-- Start Data shown --

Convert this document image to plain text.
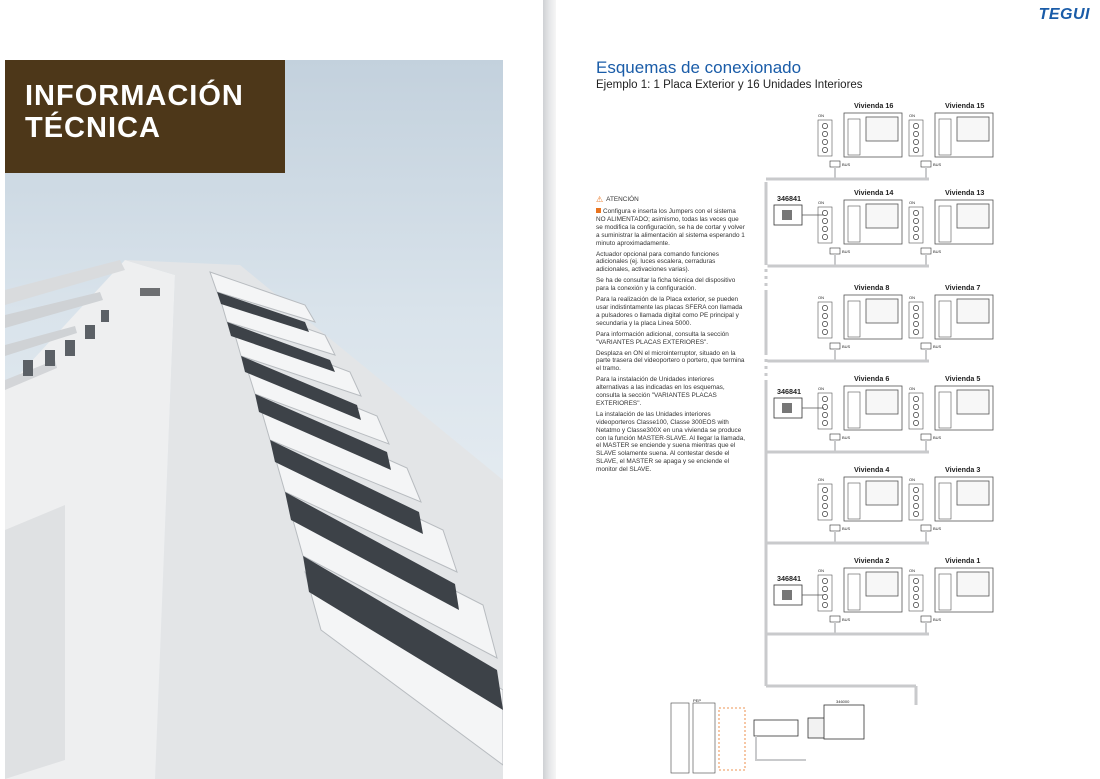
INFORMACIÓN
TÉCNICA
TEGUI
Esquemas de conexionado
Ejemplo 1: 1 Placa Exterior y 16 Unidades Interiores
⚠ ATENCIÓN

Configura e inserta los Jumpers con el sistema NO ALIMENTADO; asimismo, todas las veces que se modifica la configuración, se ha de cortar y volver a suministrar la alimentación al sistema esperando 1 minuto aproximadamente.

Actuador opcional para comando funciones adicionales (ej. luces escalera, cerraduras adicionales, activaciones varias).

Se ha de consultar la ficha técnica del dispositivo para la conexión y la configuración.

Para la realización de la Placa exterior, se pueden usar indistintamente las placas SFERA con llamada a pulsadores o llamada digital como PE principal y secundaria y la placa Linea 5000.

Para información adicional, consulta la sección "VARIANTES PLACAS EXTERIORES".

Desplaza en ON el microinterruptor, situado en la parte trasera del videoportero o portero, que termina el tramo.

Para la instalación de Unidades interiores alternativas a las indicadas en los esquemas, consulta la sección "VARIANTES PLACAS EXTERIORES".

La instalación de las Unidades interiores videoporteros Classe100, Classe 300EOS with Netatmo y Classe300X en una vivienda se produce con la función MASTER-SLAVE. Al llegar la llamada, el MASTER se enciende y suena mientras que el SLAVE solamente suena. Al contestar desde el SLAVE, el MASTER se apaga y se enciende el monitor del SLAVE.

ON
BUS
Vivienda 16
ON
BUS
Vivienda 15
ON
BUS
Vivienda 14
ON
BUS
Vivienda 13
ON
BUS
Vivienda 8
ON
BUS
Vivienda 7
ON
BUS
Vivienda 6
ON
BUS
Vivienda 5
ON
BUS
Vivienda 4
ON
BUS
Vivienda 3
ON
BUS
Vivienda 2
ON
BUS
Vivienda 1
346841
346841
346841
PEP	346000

-- End Data shown --

Request
Among the records above, find each line holding the string "instalación" and pull it out.

Solution to this task
Para la instalación de Unidades interiores alternativas a las indicadas en los esquemas, consulta la sección "VARIANTES PLACAS EXTERIORES".
La instalación de las Unidades interiores videoporteros Classe100, Classe 300EOS with Netatmo y Classe300X en una vivienda se produce con la función MASTER-SLAVE. Al llegar la llamada, el MASTER se enciende y suena mientras que el SLAVE solamente suena. Al contestar desde el SLAVE, el MASTER se apaga y se enciende el monitor del SLAVE.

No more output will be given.